◆ **What to do**: Gather up all lines that carry the word "Each".

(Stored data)
# # # # #

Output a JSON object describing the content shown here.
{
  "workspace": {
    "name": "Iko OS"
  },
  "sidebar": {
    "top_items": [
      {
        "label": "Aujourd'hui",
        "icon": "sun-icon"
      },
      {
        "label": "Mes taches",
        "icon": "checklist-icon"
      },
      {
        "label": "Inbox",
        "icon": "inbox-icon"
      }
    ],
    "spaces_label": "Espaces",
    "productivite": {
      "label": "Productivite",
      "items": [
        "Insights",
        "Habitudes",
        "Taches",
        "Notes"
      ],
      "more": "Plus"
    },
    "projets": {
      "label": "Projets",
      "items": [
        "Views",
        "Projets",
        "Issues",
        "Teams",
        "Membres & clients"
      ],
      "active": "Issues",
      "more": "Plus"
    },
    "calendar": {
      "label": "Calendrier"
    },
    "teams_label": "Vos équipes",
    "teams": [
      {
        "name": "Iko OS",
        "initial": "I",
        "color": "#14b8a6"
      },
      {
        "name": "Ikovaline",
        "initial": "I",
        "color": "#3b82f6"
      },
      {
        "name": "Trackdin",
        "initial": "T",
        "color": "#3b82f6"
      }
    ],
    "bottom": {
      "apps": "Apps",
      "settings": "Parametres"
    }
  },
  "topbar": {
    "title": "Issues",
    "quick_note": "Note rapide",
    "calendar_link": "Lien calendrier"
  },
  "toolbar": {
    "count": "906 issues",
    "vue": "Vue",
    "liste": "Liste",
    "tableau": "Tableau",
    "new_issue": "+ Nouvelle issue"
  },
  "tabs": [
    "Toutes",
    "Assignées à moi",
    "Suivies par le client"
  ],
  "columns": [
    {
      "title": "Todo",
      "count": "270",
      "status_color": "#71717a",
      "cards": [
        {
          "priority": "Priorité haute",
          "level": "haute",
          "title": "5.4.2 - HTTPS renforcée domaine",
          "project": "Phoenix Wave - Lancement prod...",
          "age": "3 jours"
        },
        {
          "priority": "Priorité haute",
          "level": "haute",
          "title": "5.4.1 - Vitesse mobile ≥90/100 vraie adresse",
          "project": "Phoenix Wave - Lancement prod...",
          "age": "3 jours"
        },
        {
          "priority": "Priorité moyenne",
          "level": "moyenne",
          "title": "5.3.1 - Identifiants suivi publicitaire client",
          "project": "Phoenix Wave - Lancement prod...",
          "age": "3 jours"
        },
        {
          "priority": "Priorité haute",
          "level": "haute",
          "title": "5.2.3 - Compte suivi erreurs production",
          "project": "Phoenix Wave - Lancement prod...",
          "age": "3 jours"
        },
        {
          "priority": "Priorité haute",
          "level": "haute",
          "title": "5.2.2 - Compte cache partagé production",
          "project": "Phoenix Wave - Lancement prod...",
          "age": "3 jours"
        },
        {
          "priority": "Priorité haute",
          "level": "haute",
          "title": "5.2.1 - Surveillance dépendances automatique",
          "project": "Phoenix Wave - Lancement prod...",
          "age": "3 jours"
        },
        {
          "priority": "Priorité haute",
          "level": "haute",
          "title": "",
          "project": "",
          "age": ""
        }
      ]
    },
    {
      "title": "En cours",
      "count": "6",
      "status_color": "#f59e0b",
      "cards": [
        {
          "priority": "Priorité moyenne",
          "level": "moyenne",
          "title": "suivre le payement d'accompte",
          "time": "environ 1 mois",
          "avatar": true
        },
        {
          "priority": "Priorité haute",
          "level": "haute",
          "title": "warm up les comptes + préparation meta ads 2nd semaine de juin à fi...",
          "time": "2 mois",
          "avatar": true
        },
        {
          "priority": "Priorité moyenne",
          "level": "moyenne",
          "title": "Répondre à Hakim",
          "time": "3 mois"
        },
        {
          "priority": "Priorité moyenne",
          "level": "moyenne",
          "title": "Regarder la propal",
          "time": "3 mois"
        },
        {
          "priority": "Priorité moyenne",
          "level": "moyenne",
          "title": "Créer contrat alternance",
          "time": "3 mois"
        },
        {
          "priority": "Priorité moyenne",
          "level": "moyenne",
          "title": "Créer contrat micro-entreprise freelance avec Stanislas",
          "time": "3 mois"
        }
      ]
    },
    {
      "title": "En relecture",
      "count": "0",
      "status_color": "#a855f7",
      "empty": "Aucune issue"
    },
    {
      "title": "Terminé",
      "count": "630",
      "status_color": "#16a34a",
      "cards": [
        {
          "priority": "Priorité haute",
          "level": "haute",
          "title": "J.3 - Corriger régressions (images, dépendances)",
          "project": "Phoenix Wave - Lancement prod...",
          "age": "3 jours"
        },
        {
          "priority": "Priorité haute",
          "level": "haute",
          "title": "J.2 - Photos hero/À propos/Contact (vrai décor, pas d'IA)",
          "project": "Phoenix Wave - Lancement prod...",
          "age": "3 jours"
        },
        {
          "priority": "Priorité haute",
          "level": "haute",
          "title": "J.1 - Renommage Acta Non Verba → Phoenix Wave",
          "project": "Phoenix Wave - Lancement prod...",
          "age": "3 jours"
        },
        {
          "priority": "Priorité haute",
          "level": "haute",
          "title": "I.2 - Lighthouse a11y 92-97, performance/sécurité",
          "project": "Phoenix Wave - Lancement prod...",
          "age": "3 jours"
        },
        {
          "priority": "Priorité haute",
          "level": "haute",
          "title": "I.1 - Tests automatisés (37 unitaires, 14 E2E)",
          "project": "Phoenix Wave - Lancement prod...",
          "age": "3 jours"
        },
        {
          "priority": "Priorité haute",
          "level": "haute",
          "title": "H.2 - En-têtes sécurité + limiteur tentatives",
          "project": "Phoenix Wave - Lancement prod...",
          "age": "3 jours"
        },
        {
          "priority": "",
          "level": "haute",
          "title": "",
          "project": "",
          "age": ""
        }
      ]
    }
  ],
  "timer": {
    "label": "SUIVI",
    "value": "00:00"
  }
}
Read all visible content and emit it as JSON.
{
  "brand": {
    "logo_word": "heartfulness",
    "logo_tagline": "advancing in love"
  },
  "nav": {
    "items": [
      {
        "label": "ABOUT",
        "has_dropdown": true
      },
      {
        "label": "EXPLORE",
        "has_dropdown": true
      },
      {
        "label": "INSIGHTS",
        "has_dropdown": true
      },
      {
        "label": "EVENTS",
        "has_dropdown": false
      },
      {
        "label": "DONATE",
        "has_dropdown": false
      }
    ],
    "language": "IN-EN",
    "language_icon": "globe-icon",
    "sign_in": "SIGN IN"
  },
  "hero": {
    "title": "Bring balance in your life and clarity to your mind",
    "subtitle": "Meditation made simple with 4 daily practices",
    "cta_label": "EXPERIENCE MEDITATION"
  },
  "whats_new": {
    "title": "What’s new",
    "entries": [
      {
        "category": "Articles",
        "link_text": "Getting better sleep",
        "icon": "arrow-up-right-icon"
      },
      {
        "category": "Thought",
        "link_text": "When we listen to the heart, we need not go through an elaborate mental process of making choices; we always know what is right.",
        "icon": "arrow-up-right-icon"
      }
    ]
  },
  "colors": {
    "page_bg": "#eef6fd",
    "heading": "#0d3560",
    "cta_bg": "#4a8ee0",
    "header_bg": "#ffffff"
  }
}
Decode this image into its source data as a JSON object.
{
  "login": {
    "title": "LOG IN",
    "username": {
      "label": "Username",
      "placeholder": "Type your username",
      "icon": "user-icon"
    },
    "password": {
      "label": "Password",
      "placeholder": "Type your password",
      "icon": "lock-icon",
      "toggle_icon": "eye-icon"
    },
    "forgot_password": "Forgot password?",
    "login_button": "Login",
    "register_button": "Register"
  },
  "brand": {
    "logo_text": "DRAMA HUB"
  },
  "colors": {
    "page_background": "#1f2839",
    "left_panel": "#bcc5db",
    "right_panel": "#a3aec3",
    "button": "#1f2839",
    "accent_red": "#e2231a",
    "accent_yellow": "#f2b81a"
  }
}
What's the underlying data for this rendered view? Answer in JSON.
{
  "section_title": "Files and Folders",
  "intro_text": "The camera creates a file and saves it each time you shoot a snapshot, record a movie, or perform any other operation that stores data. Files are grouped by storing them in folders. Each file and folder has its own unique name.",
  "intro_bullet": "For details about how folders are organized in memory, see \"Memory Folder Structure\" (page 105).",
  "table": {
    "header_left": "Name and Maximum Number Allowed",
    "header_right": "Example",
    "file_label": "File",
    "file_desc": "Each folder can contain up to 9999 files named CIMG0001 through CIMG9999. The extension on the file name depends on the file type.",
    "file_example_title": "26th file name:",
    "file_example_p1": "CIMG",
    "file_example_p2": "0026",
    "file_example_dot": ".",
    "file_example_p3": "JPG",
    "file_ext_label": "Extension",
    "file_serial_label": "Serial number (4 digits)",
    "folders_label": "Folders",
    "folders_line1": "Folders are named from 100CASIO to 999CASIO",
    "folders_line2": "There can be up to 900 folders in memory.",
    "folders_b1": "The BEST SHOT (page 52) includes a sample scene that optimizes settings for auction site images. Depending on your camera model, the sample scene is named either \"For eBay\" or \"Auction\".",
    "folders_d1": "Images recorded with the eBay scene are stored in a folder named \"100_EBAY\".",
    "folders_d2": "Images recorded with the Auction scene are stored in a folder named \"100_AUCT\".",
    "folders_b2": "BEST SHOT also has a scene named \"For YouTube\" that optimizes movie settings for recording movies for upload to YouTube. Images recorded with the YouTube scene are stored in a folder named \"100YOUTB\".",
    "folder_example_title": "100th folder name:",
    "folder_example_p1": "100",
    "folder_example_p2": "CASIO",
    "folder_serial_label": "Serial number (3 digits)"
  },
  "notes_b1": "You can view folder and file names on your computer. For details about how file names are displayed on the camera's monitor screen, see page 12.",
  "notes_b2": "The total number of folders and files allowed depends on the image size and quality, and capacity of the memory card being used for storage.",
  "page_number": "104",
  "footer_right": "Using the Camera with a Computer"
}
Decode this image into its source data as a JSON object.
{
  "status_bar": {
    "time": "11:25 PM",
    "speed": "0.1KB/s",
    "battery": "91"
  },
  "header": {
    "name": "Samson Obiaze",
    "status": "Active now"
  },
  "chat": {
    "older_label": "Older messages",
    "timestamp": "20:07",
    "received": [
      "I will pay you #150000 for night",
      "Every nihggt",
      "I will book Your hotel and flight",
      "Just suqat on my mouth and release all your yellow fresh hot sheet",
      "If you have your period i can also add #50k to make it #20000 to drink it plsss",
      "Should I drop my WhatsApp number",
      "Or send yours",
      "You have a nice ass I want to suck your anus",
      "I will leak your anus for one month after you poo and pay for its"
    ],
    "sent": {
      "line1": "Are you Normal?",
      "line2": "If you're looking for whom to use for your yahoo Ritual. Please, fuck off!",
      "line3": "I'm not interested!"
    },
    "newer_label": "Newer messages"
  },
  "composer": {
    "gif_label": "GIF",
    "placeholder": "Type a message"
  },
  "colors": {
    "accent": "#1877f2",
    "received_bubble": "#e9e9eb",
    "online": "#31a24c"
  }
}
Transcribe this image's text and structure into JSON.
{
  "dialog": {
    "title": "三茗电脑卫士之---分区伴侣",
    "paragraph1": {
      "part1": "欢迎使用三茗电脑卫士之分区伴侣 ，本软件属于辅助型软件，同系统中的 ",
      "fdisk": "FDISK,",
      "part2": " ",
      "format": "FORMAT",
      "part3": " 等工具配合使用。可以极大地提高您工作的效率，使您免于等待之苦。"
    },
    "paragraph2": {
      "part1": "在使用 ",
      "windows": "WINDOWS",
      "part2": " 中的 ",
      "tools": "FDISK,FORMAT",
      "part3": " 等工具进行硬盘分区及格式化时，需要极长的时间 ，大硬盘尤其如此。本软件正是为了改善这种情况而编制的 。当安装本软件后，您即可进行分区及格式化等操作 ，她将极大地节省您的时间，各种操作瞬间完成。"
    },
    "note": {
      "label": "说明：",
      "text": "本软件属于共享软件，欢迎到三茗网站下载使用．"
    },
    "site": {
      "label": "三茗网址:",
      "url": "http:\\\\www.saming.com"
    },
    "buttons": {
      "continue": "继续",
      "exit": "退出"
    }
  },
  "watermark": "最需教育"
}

# # # # #

◆ **Full solution**:
  "intro_text": "The camera creates a file and saves it each time you shoot a snapshot, record a movie, or perform any other operation that stores data. Files are grouped by storing them in folders. Each file and folder has its own unique name.",
    "file_desc": "Each folder can contain up to 9999 files named CIMG0001 through CIMG9999. The extension on the file name depends on the file type.",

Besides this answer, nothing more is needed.